REQUEST —
Will you quote all of the entries, word for word?

Dataset records
******************************
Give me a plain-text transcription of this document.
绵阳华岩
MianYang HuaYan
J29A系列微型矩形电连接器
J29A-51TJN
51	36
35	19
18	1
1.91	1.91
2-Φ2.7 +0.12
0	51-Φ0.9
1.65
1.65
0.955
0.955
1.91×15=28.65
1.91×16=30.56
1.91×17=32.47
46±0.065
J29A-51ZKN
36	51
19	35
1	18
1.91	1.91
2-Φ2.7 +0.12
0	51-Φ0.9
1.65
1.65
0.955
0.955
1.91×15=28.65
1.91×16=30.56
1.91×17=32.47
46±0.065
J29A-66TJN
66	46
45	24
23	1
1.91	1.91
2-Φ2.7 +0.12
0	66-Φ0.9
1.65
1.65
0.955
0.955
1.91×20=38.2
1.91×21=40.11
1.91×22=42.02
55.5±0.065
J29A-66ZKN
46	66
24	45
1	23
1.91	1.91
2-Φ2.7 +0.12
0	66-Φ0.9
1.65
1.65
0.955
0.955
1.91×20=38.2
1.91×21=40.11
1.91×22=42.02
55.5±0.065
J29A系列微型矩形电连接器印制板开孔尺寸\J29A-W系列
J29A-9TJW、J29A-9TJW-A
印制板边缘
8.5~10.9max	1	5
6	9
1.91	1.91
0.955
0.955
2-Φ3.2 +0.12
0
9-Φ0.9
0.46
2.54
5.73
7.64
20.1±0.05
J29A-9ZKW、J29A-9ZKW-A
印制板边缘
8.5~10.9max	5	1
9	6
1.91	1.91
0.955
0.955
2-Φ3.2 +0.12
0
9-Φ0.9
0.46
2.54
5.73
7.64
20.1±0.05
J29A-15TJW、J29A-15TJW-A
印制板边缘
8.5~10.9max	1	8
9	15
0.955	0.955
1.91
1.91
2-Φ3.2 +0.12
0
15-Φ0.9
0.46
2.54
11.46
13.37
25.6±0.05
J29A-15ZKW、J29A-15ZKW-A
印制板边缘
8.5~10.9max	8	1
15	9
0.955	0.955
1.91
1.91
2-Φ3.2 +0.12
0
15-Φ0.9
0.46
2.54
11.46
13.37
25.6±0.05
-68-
******************************
CORRECT OUTPUT —
Give me a plain-text transcription of this document.
绵阳华岩
MianYang HuaYan
J29A系列微型矩形电连接器
J29A-51TJN
51	36
35	19
18	1
1.91	1.91
2-Φ2.7 +0.12
0	51-Φ0.9
1.65
1.65
0.955
0.955
1.91×15=28.65
1.91×16=30.56
1.91×17=32.47
46±0.065
J29A-51ZKN
36	51
19	35
1	18
1.91	1.91
2-Φ2.7 +0.12
0	51-Φ0.9
1.65
1.65
0.955
0.955
1.91×15=28.65
1.91×16=30.56
1.91×17=32.47
46±0.065
J29A-66TJN
66	46
45	24
23	1
1.91	1.91
2-Φ2.7 +0.12
0	66-Φ0.9
1.65
1.65
0.955
0.955
1.91×20=38.2
1.91×21=40.11
1.91×22=42.02
55.5±0.065
J29A-66ZKN
46	66
24	45
1	23
1.91	1.91
2-Φ2.7 +0.12
0	66-Φ0.9
1.65
1.65
0.955
0.955
1.91×20=38.2
1.91×21=40.11
1.91×22=42.02
55.5±0.065
J29A系列微型矩形电连接器印制板开孔尺寸\J29A-W系列
J29A-9TJW、J29A-9TJW-A
印制板边缘
8.5~10.9max	1	5
6	9
1.91	1.91
0.955
0.955
2-Φ3.2 +0.12
0
9-Φ0.9
0.46
2.54
5.73
7.64
20.1±0.05
J29A-9ZKW、J29A-9ZKW-A
印制板边缘
8.5~10.9max	5	1
9	6
1.91	1.91
0.955
0.955
2-Φ3.2 +0.12
0
9-Φ0.9
0.46
2.54
5.73
7.64
20.1±0.05
J29A-15TJW、J29A-15TJW-A
印制板边缘
8.5~10.9max	1	8
9	15
0.955	0.955
1.91
1.91
2-Φ3.2 +0.12
0
15-Φ0.9
0.46
2.54
11.46
13.37
25.6±0.05
J29A-15ZKW、J29A-15ZKW-A
印制板边缘
8.5~10.9max	8	1
15	9
0.955	0.955
1.91
1.91
2-Φ3.2 +0.12
0
15-Φ0.9
0.46
2.54
11.46
13.37
25.6±0.05
-68-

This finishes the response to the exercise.